Consigne
Poursuivez le texte sur la politique économique européenne et la chute de l'euro à partir de sa dernière phrase.

Extrait présenté
La politique actuelle, magique dans son essence consiste à faire un détour scandaleux qui consiste à enrichir les riches en espérant qu’il y aura des retombées. Hélas de retombées il n’y aura pas, les riches, dans le climat de déliquescence actuel de l’Europe, votent avec leurs pieds, ils exportent les capitaux, comme le montre l’effondrement de l’euro, qui est quand même le prix du travail des européens cristallisé.

 

La solution, ce n’est pas, au passage,  l’avilissement du change, la perte de pouvoir d’achat des Européens, mais l’inverse, la hausse de leur pouvoir d’achat international pour qu’ils  puissent investir, acheter des équipements, des savoirs,  et faire baisser le coût de reproduction de la main d’œuvre domestique. Mais cela, c’est du bon sens, cela ne les effleure même pas. C’est pourtant le secret, le vrai secret du miracle de long terme de l’Allemagne.

Jeu de données
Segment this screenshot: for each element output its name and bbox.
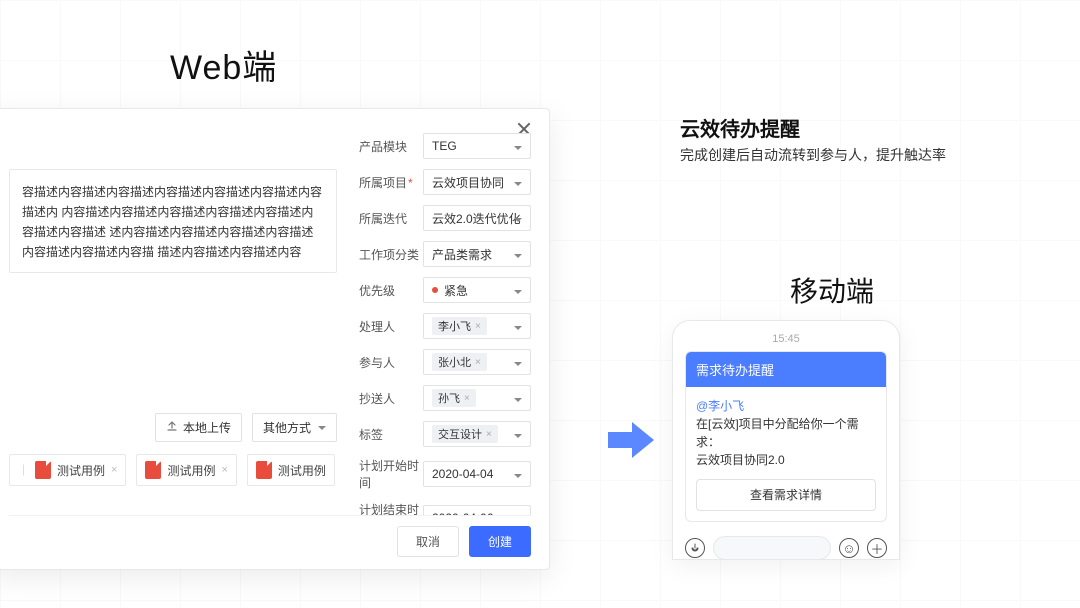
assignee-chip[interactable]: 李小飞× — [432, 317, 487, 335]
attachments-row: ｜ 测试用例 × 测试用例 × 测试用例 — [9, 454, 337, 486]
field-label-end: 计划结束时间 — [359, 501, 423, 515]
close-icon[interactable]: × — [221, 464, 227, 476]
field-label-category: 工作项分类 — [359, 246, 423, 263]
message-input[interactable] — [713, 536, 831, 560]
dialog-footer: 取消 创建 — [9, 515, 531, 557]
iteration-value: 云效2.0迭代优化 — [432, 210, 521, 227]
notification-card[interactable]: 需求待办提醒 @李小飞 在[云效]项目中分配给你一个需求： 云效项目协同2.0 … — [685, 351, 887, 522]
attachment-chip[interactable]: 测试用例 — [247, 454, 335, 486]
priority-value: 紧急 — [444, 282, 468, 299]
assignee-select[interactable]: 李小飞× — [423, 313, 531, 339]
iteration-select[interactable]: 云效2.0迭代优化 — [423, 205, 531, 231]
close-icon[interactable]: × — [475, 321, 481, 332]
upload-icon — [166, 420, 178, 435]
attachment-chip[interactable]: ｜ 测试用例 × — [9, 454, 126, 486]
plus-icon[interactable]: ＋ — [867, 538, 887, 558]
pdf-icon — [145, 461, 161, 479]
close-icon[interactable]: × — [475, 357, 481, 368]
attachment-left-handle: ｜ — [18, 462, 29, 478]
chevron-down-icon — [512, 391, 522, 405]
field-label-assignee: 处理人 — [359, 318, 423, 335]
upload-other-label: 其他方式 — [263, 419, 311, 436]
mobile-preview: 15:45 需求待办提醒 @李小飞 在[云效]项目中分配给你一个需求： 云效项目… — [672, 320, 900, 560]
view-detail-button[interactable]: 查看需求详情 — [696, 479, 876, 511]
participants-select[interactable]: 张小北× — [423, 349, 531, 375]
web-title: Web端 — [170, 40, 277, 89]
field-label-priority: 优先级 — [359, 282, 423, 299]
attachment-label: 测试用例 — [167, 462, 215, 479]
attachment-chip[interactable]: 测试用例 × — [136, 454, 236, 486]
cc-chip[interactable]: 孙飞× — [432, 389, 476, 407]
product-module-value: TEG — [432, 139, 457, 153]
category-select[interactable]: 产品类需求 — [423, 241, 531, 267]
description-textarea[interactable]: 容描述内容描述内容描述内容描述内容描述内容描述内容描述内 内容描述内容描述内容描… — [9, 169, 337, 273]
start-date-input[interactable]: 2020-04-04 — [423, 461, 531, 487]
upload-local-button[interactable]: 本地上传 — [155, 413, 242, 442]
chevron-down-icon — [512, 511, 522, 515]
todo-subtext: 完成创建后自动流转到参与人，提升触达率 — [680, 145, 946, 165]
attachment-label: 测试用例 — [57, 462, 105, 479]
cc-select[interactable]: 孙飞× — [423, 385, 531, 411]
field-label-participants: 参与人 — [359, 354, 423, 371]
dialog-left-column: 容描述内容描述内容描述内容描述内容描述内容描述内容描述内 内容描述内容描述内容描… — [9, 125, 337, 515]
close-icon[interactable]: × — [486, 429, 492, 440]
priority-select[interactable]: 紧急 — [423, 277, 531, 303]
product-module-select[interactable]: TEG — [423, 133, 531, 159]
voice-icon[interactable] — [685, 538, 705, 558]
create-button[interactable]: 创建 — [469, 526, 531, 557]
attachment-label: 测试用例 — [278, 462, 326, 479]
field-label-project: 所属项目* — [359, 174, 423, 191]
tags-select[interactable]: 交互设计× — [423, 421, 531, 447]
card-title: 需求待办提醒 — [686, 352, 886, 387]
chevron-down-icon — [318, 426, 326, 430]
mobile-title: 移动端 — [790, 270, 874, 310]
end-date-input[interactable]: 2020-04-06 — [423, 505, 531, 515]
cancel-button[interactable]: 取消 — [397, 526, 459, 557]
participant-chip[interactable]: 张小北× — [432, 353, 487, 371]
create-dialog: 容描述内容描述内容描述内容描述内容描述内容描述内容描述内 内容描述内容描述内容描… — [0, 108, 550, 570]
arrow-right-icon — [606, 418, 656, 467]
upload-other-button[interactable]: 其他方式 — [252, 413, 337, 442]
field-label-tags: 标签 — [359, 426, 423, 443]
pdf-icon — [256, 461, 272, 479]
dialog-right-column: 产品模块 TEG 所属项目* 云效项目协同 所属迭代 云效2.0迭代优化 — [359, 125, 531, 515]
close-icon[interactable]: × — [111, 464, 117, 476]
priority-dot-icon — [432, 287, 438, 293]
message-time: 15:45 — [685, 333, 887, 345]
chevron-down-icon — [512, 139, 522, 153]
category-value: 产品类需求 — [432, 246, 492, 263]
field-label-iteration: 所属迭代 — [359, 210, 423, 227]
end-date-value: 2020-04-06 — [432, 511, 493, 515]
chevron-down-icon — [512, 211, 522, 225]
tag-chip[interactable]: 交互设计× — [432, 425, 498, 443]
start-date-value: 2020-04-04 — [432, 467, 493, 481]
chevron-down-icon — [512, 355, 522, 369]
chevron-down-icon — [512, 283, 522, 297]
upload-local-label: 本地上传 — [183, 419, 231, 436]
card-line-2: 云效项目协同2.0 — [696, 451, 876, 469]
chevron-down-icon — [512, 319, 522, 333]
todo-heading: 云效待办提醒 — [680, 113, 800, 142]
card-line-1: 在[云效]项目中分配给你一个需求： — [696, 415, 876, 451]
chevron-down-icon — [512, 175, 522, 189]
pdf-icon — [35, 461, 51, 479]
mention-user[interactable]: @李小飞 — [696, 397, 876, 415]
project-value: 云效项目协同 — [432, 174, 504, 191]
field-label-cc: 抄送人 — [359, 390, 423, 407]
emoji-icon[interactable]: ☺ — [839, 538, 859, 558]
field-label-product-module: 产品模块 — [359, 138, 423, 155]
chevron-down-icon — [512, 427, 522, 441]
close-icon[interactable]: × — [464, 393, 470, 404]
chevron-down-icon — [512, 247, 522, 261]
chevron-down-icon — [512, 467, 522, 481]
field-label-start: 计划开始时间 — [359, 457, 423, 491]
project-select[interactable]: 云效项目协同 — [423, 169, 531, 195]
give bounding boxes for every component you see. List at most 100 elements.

Réponse
S’agissant de l’Allemagne, nous prétendons que les pestiférés ont du souci à se faire. Au lieu d’aller dans le sens du renforcement des liens entre les pays du Nord et les autres, le QE de Draghi prend acte de la refragmentation Européenne et de la re-domestication des dettes. Chacun pour soi.

 

Il n’y a pour ainsi dire pas de mutualisation, pas de mise en commun des risques et c’est cela qui important. La mutualisation ne concerne que 1/11e % de l’enveloppe, autant dire quasi rien. Les nations individuelles Eurozone conservent 760  milliards d’exposition ! Chaque pays supporte son risque et ses futures pertes, ceux qui rêvaient de tondre les Allemands en sont pour leurs illusions « l’Allemagne ne paiera pas, » elle n’augmente pas son risque sur l’Europe. Pire elle suggère que le risque de pertes et de faillites existe, ce qui est venimeux.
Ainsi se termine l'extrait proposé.